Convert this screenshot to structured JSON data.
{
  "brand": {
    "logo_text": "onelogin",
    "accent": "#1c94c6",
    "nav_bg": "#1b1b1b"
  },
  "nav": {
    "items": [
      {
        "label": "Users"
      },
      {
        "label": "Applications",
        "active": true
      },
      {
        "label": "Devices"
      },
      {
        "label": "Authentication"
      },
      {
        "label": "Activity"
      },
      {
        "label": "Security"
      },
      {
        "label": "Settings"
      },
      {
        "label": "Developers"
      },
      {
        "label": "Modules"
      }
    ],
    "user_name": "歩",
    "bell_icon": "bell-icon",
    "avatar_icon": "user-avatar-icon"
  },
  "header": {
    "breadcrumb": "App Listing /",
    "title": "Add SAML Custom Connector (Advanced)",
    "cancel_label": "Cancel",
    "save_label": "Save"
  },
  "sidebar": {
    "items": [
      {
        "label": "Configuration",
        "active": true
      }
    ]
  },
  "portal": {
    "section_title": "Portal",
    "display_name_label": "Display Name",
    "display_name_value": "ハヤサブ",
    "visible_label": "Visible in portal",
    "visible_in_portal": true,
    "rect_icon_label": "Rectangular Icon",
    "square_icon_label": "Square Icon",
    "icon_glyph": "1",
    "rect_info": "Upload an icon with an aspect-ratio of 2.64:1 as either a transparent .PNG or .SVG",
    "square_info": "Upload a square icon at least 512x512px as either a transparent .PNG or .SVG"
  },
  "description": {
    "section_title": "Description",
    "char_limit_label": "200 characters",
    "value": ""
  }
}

EXERCISE TASK:
Repeat the data above exactly.

SOLUTION TO THIS TASK:
Convert this screenshot to structured JSON data.
{
  "brand": {
    "logo_text": "onelogin",
    "accent": "#1c94c6",
    "nav_bg": "#1b1b1b"
  },
  "nav": {
    "items": [
      {
        "label": "Users"
      },
      {
        "label": "Applications",
        "active": true
      },
      {
        "label": "Devices"
      },
      {
        "label": "Authentication"
      },
      {
        "label": "Activity"
      },
      {
        "label": "Security"
      },
      {
        "label": "Settings"
      },
      {
        "label": "Developers"
      },
      {
        "label": "Modules"
      }
    ],
    "user_name": "歩",
    "bell_icon": "bell-icon",
    "avatar_icon": "user-avatar-icon"
  },
  "header": {
    "breadcrumb": "App Listing /",
    "title": "Add SAML Custom Connector (Advanced)",
    "cancel_label": "Cancel",
    "save_label": "Save"
  },
  "sidebar": {
    "items": [
      {
        "label": "Configuration",
        "active": true
      }
    ]
  },
  "portal": {
    "section_title": "Portal",
    "display_name_label": "Display Name",
    "display_name_value": "ハヤサブ",
    "visible_label": "Visible in portal",
    "visible_in_portal": true,
    "rect_icon_label": "Rectangular Icon",
    "square_icon_label": "Square Icon",
    "icon_glyph": "1",
    "rect_info": "Upload an icon with an aspect-ratio of 2.64:1 as either a transparent .PNG or .SVG",
    "square_info": "Upload a square icon at least 512x512px as either a transparent .PNG or .SVG"
  },
  "description": {
    "section_title": "Description",
    "char_limit_label": "200 characters",
    "value": ""
  }
}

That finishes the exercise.